───── INPUT FOR THIS TASK ─────

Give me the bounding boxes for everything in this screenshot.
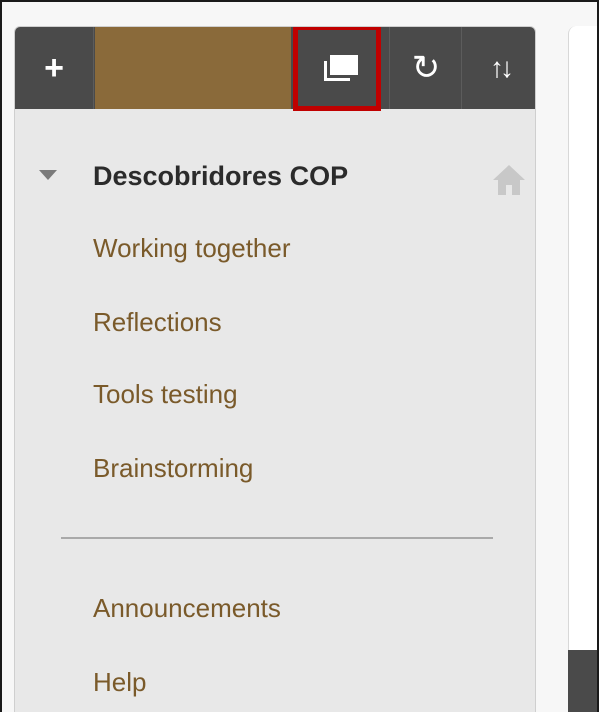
menu-item-reflections[interactable]: Reflections [93, 307, 222, 338]
toolbar-brand-area [95, 27, 291, 109]
refresh-button[interactable]: ↻ [391, 27, 461, 109]
add-menu-item-button[interactable]: + [15, 27, 93, 109]
plus-icon: + [44, 48, 64, 87]
home-icon[interactable] [491, 163, 527, 197]
content-area [568, 26, 597, 712]
menu-item-brainstorming[interactable]: Brainstorming [93, 453, 253, 484]
toolbar-separator [461, 27, 462, 109]
menu-item-help[interactable]: Help [93, 667, 146, 698]
menu-item-working-together[interactable]: Working together [93, 233, 291, 264]
content-footer-bar [568, 650, 597, 712]
toolbar-separator [93, 27, 94, 109]
display-mode-button[interactable] [295, 27, 387, 109]
screenshot-frame: + ↻ ↑↓ Descobridores COP Working togethe… [0, 0, 599, 712]
course-menu-panel: + ↻ ↑↓ Descobridores COP Working togethe… [14, 26, 536, 712]
menu-divider [61, 537, 493, 539]
display-mode-icon [324, 55, 358, 81]
course-menu-toolbar: + ↻ ↑↓ [15, 27, 535, 111]
course-title[interactable]: Descobridores COP [93, 161, 348, 192]
course-title-row[interactable]: Descobridores COP [15, 157, 535, 197]
menu-item-announcements[interactable]: Announcements [93, 593, 281, 624]
refresh-icon: ↻ [411, 49, 441, 87]
toolbar-separator [389, 27, 390, 109]
reorder-button[interactable]: ↑↓ [463, 27, 535, 109]
reorder-icon: ↑↓ [490, 52, 514, 83]
menu-item-tools-testing[interactable]: Tools testing [93, 379, 238, 410]
collapse-triangle-icon[interactable] [39, 170, 57, 180]
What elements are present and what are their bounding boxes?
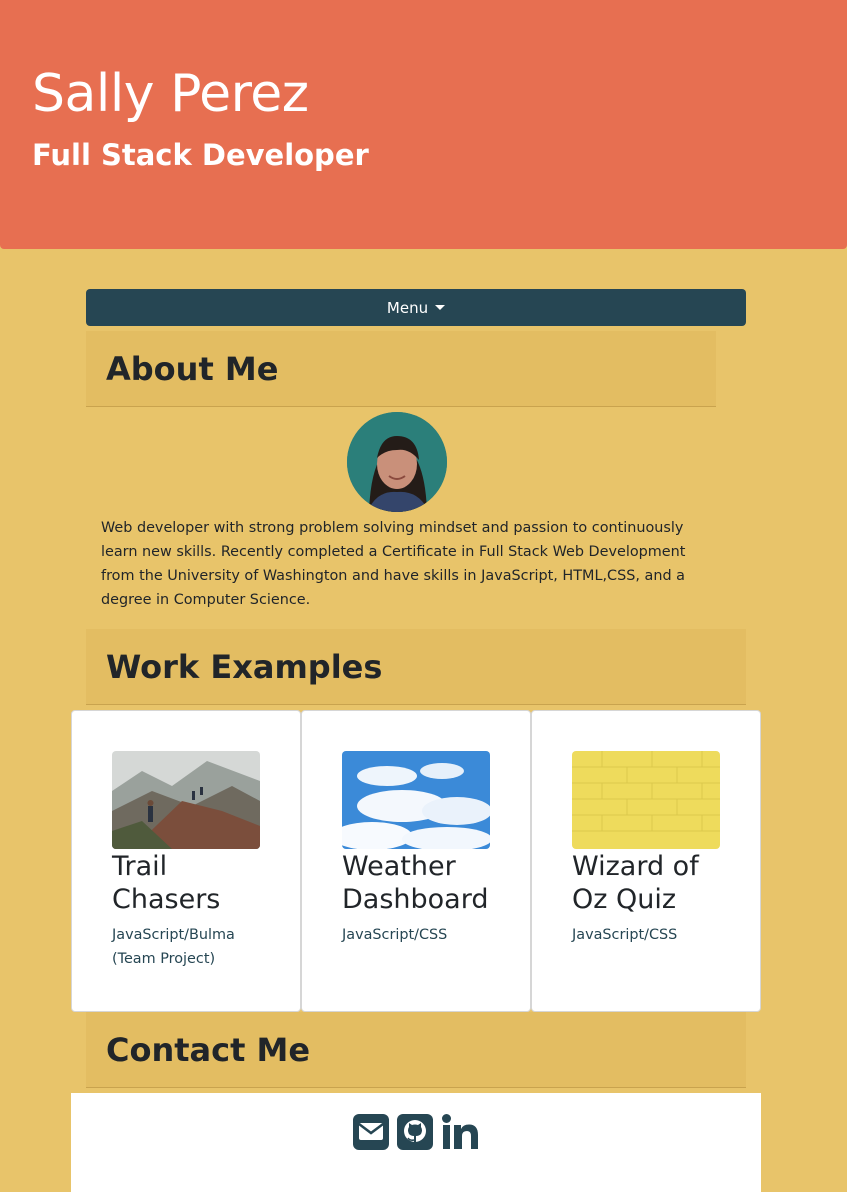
about-heading: About Me: [106, 349, 279, 388]
about-section-header: About Me: [86, 331, 716, 407]
github-icon[interactable]: [397, 1113, 433, 1151]
hero-header: Sally Perez Full Stack Developer: [0, 0, 847, 249]
contact-section-header: Contact Me: [86, 1012, 746, 1088]
work-section-header: Work Examples: [86, 629, 746, 705]
linkedin-icon[interactable]: [441, 1113, 479, 1151]
caret-down-icon: [435, 305, 446, 310]
avatar: [347, 412, 447, 512]
contact-heading: Contact Me: [106, 1030, 311, 1069]
hero-name: Sally Perez: [32, 64, 309, 124]
work-heading: Work Examples: [106, 647, 383, 686]
project-title: Weather Dashboard: [342, 851, 489, 915]
project-image-weather-dashboard: [342, 751, 490, 849]
about-bio: Web developer with strong problem solvin…: [101, 520, 686, 608]
menu-dropdown-button[interactable]: Menu: [86, 289, 746, 326]
project-card-weather-dashboard[interactable]: Weather Dashboard JavaScript/CSS: [301, 710, 531, 1012]
project-image-wizard-of-oz-quiz: [572, 751, 720, 849]
menu-label: Menu: [386, 298, 429, 317]
project-title: Trail Chasers: [112, 851, 221, 915]
project-tech: JavaScript/CSS: [342, 927, 448, 943]
contact-icons: [71, 1112, 761, 1152]
envelope-icon[interactable]: [353, 1113, 389, 1151]
project-tech: JavaScript/CSS: [572, 927, 678, 943]
project-card-wizard-of-oz-quiz[interactable]: Wizard of Oz Quiz JavaScript/CSS: [531, 710, 761, 1012]
contact-panel: [71, 1093, 761, 1192]
project-tech: JavaScript/Bulma (Team Project): [112, 927, 235, 967]
hero-role: Full Stack Developer: [32, 138, 369, 172]
project-title: Wizard of Oz Quiz: [572, 851, 699, 915]
project-card-trail-chasers[interactable]: Trail Chasers JavaScript/Bulma (Team Pro…: [71, 710, 301, 1012]
project-image-trail-chasers: [112, 751, 260, 849]
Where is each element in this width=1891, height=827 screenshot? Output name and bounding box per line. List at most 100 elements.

─────

STATED PROBLEM: Rewrite every line of the material above as one numbered list, skipping blank lines and leaving out the pictures.

IN RESPONSE:
1. Give me the bounding boxes for everything in this screenshot.
2. menu-item-reflections[interactable]: Reflections [93, 307, 222, 338]
3. toolbar-brand-area [95, 27, 291, 109]
4. refresh-button[interactable]: ↻ [391, 27, 461, 109]
5. add-menu-item-button[interactable]: + [15, 27, 93, 109]
6. plus-icon: + [44, 48, 64, 87]
7. home-icon[interactable] [491, 163, 527, 197]
8. content-area [568, 26, 597, 712]
9. menu-item-brainstorming[interactable]: Brainstorming [93, 453, 253, 484]
10. toolbar-separator [461, 27, 462, 109]
11. menu-item-help[interactable]: Help [93, 667, 146, 698]
12. menu-item-working-together[interactable]: Working together [93, 233, 291, 264]
13. content-footer-bar [568, 650, 597, 712]
14. toolbar-separator [93, 27, 94, 109]
15. display-mode-button[interactable] [295, 27, 387, 109]
16. screenshot-frame: + ↻ ↑↓ Descobridores COP Working togethe… [0, 0, 599, 712]
17. course-menu-panel: + ↻ ↑↓ Descobridores COP Working togethe… [14, 26, 536, 712]
18. menu-divider [61, 537, 493, 539]
19. display-mode-icon [324, 55, 358, 81]
20. course-menu-toolbar: + ↻ ↑↓ [15, 27, 535, 111]
21. course-title[interactable]: Descobridores COP [93, 161, 348, 192]
22. course-title-row[interactable]: Descobridores COP [15, 157, 535, 197]
23. menu-item-announcements[interactable]: Announcements [93, 593, 281, 624]
24. refresh-icon: ↻ [411, 49, 441, 87]
25. toolbar-separator [389, 27, 390, 109]
26. reorder-button[interactable]: ↑↓ [463, 27, 535, 109]
27. reorder-icon: ↑↓ [490, 52, 514, 83]
28. menu-item-tools-testing[interactable]: Tools testing [93, 379, 238, 410]
29. collapse-triangle-icon[interactable] [39, 170, 57, 180]
30. What elements are present and what are their bounding boxes?
31. about-heading: About Me: [106, 349, 279, 388]
32. about-section-header: About Me: [86, 331, 716, 407]
33. github-icon[interactable]: [397, 1113, 433, 1151]
34. hero-header: Sally Perez Full Stack Developer: [0, 0, 847, 249]
35. contact-section-header: Contact Me: [86, 1012, 746, 1088]
36. work-section-header: Work Examples: [86, 629, 746, 705]
37. linkedin-icon[interactable]: [441, 1113, 479, 1151]
38. caret-down-icon: [435, 305, 446, 310]
39. avatar: [347, 412, 447, 512]
40. contact-heading: Contact Me: [106, 1030, 311, 1069]
41. hero-name: Sally Perez: [32, 64, 309, 124]
42. work-heading: Work Examples: [106, 647, 383, 686]
43. project-title: Weather Dashboard: [342, 851, 489, 915]
44. project-image-weather-dashboard: [342, 751, 490, 849]
45. about-bio: Web developer with strong problem solvin…: [101, 520, 686, 608]
46. menu-dropdown-button[interactable]: Menu: [86, 289, 746, 326]
47. project-card-weather-dashboard[interactable]: Weather Dashboard JavaScript/CSS: [301, 710, 531, 1012]
48. project-image-wizard-of-oz-quiz: [572, 751, 720, 849]
49. menu-label: Menu: [386, 298, 429, 317]
50. project-title: Trail Chasers: [112, 851, 221, 915]
51. project-tech: JavaScript/CSS: [342, 927, 448, 943]
52. contact-icons: [71, 1112, 761, 1152]
53. envelope-icon[interactable]: [353, 1113, 389, 1151]
54. project-tech: JavaScript/CSS: [572, 927, 678, 943]
55. project-card-wizard-of-oz-quiz[interactable]: Wizard of Oz Quiz JavaScript/CSS: [531, 710, 761, 1012]
56. contact-panel: [71, 1093, 761, 1192]
57. project-tech: JavaScript/Bulma (Team Project): [112, 927, 235, 967]
58. hero-role: Full Stack Developer: [32, 138, 369, 172]
59. project-title: Wizard of Oz Quiz: [572, 851, 699, 915]
60. project-card-trail-chasers[interactable]: Trail Chasers JavaScript/Bulma (Team Pro…: [71, 710, 301, 1012]
61. project-image-trail-chasers: [112, 751, 260, 849]
62. Where is each element in this width=1891, height=827 screenshot? Output name and bounding box per line. List at most 100 elements.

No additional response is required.